Work instructions
Pictures stay out of the copy; restate everything else in the material exactly.

(Dataset items)

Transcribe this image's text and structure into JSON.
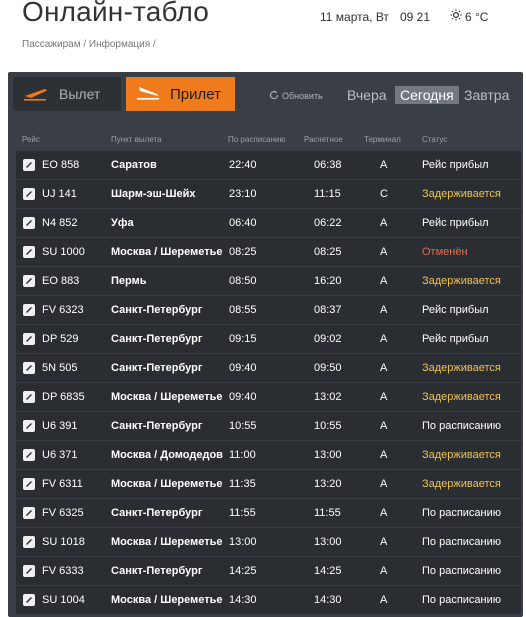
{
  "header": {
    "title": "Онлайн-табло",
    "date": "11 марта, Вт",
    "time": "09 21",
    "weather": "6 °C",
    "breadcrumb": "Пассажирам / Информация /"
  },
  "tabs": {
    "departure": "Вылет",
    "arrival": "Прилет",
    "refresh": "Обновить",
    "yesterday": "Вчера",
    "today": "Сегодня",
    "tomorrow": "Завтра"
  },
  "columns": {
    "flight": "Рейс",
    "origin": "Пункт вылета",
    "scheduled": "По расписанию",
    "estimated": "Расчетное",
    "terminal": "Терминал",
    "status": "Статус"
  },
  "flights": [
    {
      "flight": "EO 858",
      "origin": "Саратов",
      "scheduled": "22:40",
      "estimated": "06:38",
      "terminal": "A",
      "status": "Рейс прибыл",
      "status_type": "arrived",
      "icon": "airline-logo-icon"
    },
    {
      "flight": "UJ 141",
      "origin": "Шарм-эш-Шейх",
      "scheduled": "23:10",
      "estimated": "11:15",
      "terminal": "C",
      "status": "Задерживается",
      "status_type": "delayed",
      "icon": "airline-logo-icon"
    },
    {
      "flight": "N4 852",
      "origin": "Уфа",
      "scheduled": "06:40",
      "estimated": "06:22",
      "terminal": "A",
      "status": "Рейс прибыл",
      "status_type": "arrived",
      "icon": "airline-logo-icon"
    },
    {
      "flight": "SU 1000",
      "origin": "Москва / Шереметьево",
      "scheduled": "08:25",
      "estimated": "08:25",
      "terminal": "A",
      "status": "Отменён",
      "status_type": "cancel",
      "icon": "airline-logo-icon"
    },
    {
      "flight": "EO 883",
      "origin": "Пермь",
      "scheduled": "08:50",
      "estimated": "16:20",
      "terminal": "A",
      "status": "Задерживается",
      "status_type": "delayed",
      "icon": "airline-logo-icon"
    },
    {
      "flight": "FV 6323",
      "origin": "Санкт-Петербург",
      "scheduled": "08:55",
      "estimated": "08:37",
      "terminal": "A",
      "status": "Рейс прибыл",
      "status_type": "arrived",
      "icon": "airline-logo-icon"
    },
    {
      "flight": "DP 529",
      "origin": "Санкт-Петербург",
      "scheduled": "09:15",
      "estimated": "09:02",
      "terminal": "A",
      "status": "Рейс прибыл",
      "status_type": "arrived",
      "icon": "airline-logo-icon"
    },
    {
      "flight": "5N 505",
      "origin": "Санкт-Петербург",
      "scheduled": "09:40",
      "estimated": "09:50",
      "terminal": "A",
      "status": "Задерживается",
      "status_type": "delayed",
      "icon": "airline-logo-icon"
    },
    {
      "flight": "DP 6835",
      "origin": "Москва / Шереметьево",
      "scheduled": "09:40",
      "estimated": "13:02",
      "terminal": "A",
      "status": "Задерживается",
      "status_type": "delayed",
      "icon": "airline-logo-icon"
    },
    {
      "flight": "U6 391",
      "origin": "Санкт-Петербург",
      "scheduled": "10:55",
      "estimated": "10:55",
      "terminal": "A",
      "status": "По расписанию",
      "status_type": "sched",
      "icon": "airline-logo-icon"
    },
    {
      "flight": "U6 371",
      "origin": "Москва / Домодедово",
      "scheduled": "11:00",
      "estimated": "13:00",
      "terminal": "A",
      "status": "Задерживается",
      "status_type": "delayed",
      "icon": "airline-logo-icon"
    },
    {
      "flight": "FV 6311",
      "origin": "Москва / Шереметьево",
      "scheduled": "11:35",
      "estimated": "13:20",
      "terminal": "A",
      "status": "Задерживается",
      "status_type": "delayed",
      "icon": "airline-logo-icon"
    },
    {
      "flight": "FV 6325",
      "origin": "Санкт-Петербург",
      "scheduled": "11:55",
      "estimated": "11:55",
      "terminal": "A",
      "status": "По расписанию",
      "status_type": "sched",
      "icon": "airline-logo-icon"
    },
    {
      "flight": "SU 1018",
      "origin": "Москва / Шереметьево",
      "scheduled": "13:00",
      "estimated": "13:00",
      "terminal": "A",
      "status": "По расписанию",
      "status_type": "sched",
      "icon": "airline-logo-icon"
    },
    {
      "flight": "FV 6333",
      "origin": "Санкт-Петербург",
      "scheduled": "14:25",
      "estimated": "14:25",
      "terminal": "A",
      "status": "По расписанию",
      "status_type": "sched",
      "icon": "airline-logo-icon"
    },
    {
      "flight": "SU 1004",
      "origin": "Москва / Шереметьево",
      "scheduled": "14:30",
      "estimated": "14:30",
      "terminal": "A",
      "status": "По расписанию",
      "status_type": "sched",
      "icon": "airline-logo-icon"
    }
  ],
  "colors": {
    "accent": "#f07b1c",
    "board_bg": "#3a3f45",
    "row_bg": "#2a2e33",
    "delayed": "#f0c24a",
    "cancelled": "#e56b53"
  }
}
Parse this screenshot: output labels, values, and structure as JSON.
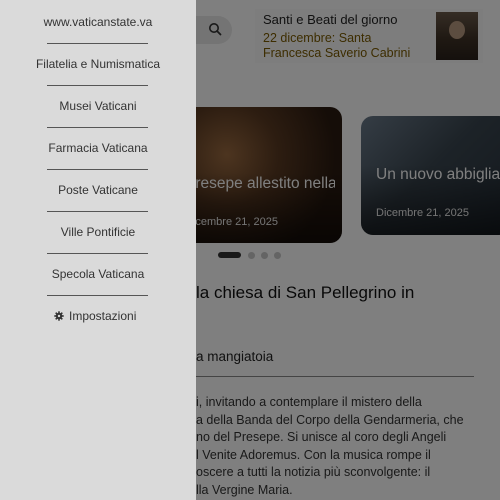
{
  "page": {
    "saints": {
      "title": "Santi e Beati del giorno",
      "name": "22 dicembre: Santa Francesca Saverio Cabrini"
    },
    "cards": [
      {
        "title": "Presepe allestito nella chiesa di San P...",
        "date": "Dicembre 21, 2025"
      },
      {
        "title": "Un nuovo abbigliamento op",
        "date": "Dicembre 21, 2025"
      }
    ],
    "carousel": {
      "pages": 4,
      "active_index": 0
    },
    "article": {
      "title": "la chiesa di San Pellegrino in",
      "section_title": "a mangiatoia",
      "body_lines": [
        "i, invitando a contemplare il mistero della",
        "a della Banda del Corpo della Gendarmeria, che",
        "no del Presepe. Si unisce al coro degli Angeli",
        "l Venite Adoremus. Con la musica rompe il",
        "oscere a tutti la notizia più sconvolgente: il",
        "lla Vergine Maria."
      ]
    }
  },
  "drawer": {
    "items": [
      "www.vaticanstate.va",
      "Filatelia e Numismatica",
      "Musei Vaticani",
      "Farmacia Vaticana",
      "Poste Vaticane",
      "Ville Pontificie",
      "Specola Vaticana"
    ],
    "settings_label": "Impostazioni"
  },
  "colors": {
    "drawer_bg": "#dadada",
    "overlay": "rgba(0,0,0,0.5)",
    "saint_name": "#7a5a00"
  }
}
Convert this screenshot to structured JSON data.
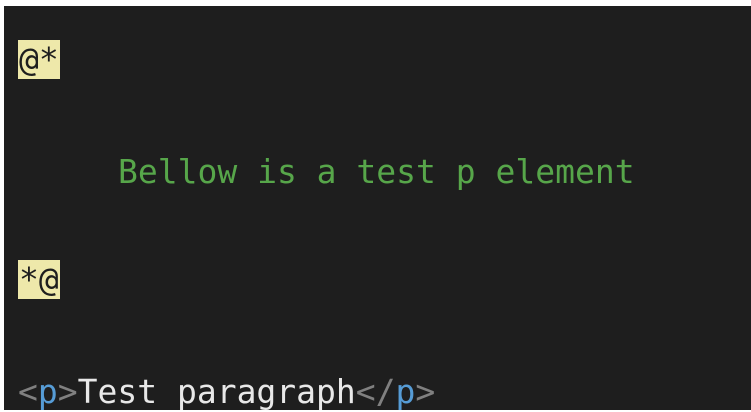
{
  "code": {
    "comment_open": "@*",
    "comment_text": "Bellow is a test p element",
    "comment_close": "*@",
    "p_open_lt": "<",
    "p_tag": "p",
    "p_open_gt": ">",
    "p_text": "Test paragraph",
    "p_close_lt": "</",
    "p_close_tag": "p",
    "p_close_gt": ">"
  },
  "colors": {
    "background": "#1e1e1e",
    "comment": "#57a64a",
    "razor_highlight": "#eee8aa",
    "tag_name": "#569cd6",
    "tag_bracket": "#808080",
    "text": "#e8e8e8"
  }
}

In response
Transcribe this image's text and structure into JSON.
{
  "header": {
    "title": "Онлайн-табло",
    "date": "11 марта, Вт",
    "time": "09 21",
    "weather": "6 °C",
    "breadcrumb": "Пассажирам / Информация /"
  },
  "tabs": {
    "departure": "Вылет",
    "arrival": "Прилет",
    "refresh": "Обновить",
    "yesterday": "Вчера",
    "today": "Сегодня",
    "tomorrow": "Завтра"
  },
  "columns": {
    "flight": "Рейс",
    "origin": "Пункт вылета",
    "scheduled": "По расписанию",
    "estimated": "Расчетное",
    "terminal": "Терминал",
    "status": "Статус"
  },
  "flights": [
    {
      "flight": "EO 858",
      "origin": "Саратов",
      "scheduled": "22:40",
      "estimated": "06:38",
      "terminal": "A",
      "status": "Рейс прибыл",
      "status_type": "arrived",
      "icon": "airline-logo-icon"
    },
    {
      "flight": "UJ 141",
      "origin": "Шарм-эш-Шейх",
      "scheduled": "23:10",
      "estimated": "11:15",
      "terminal": "C",
      "status": "Задерживается",
      "status_type": "delayed",
      "icon": "airline-logo-icon"
    },
    {
      "flight": "N4 852",
      "origin": "Уфа",
      "scheduled": "06:40",
      "estimated": "06:22",
      "terminal": "A",
      "status": "Рейс прибыл",
      "status_type": "arrived",
      "icon": "airline-logo-icon"
    },
    {
      "flight": "SU 1000",
      "origin": "Москва / Шереметьево",
      "scheduled": "08:25",
      "estimated": "08:25",
      "terminal": "A",
      "status": "Отменён",
      "status_type": "cancel",
      "icon": "airline-logo-icon"
    },
    {
      "flight": "EO 883",
      "origin": "Пермь",
      "scheduled": "08:50",
      "estimated": "16:20",
      "terminal": "A",
      "status": "Задерживается",
      "status_type": "delayed",
      "icon": "airline-logo-icon"
    },
    {
      "flight": "FV 6323",
      "origin": "Санкт-Петербург",
      "scheduled": "08:55",
      "estimated": "08:37",
      "terminal": "A",
      "status": "Рейс прибыл",
      "status_type": "arrived",
      "icon": "airline-logo-icon"
    },
    {
      "flight": "DP 529",
      "origin": "Санкт-Петербург",
      "scheduled": "09:15",
      "estimated": "09:02",
      "terminal": "A",
      "status": "Рейс прибыл",
      "status_type": "arrived",
      "icon": "airline-logo-icon"
    },
    {
      "flight": "5N 505",
      "origin": "Санкт-Петербург",
      "scheduled": "09:40",
      "estimated": "09:50",
      "terminal": "A",
      "status": "Задерживается",
      "status_type": "delayed",
      "icon": "airline-logo-icon"
    },
    {
      "flight": "DP 6835",
      "origin": "Москва / Шереметьево",
      "scheduled": "09:40",
      "estimated": "13:02",
      "terminal": "A",
      "status": "Задерживается",
      "status_type": "delayed",
      "icon": "airline-logo-icon"
    },
    {
      "flight": "U6 391",
      "origin": "Санкт-Петербург",
      "scheduled": "10:55",
      "estimated": "10:55",
      "terminal": "A",
      "status": "По расписанию",
      "status_type": "sched",
      "icon": "airline-logo-icon"
    },
    {
      "flight": "U6 371",
      "origin": "Москва / Домодедово",
      "scheduled": "11:00",
      "estimated": "13:00",
      "terminal": "A",
      "status": "Задерживается",
      "status_type": "delayed",
      "icon": "airline-logo-icon"
    },
    {
      "flight": "FV 6311",
      "origin": "Москва / Шереметьево",
      "scheduled": "11:35",
      "estimated": "13:20",
      "terminal": "A",
      "status": "Задерживается",
      "status_type": "delayed",
      "icon": "airline-logo-icon"
    },
    {
      "flight": "FV 6325",
      "origin": "Санкт-Петербург",
      "scheduled": "11:55",
      "estimated": "11:55",
      "terminal": "A",
      "status": "По расписанию",
      "status_type": "sched",
      "icon": "airline-logo-icon"
    },
    {
      "flight": "SU 1018",
      "origin": "Москва / Шереметьево",
      "scheduled": "13:00",
      "estimated": "13:00",
      "terminal": "A",
      "status": "По расписанию",
      "status_type": "sched",
      "icon": "airline-logo-icon"
    },
    {
      "flight": "FV 6333",
      "origin": "Санкт-Петербург",
      "scheduled": "14:25",
      "estimated": "14:25",
      "terminal": "A",
      "status": "По расписанию",
      "status_type": "sched",
      "icon": "airline-logo-icon"
    },
    {
      "flight": "SU 1004",
      "origin": "Москва / Шереметьево",
      "scheduled": "14:30",
      "estimated": "14:30",
      "terminal": "A",
      "status": "По расписанию",
      "status_type": "sched",
      "icon": "airline-logo-icon"
    }
  ],
  "colors": {
    "accent": "#f07b1c",
    "board_bg": "#3a3f45",
    "row_bg": "#2a2e33",
    "delayed": "#f0c24a",
    "cancelled": "#e56b53"
  }
}
Parse this screenshot: output labels, values, and structure as JSON.
{
  "page": {
    "saints": {
      "title": "Santi e Beati del giorno",
      "name": "22 dicembre: Santa Francesca Saverio Cabrini"
    },
    "cards": [
      {
        "title": "Presepe allestito nella chiesa di San P...",
        "date": "Dicembre 21, 2025"
      },
      {
        "title": "Un nuovo abbigliamento op",
        "date": "Dicembre 21, 2025"
      }
    ],
    "carousel": {
      "pages": 4,
      "active_index": 0
    },
    "article": {
      "title": "la chiesa di San Pellegrino in",
      "section_title": "a mangiatoia",
      "body_lines": [
        "i, invitando a contemplare il mistero della",
        "a della Banda del Corpo della Gendarmeria, che",
        "no del Presepe. Si unisce al coro degli Angeli",
        "l Venite Adoremus. Con la musica rompe il",
        "oscere a tutti la notizia più sconvolgente: il",
        "lla Vergine Maria."
      ]
    }
  },
  "drawer": {
    "items": [
      "www.vaticanstate.va",
      "Filatelia e Numismatica",
      "Musei Vaticani",
      "Farmacia Vaticana",
      "Poste Vaticane",
      "Ville Pontificie",
      "Specola Vaticana"
    ],
    "settings_label": "Impostazioni"
  },
  "colors": {
    "drawer_bg": "#dadada",
    "overlay": "rgba(0,0,0,0.5)",
    "saint_name": "#7a5a00"
  }
}
Convert this screenshot to structured JSON data.
{
  "code": {
    "comment_open": "@*",
    "comment_text": "Bellow is a test p element",
    "comment_close": "*@",
    "p_open_lt": "<",
    "p_tag": "p",
    "p_open_gt": ">",
    "p_text": "Test paragraph",
    "p_close_lt": "</",
    "p_close_tag": "p",
    "p_close_gt": ">"
  },
  "colors": {
    "background": "#1e1e1e",
    "comment": "#57a64a",
    "razor_highlight": "#eee8aa",
    "tag_name": "#569cd6",
    "tag_bracket": "#808080",
    "text": "#e8e8e8"
  }
}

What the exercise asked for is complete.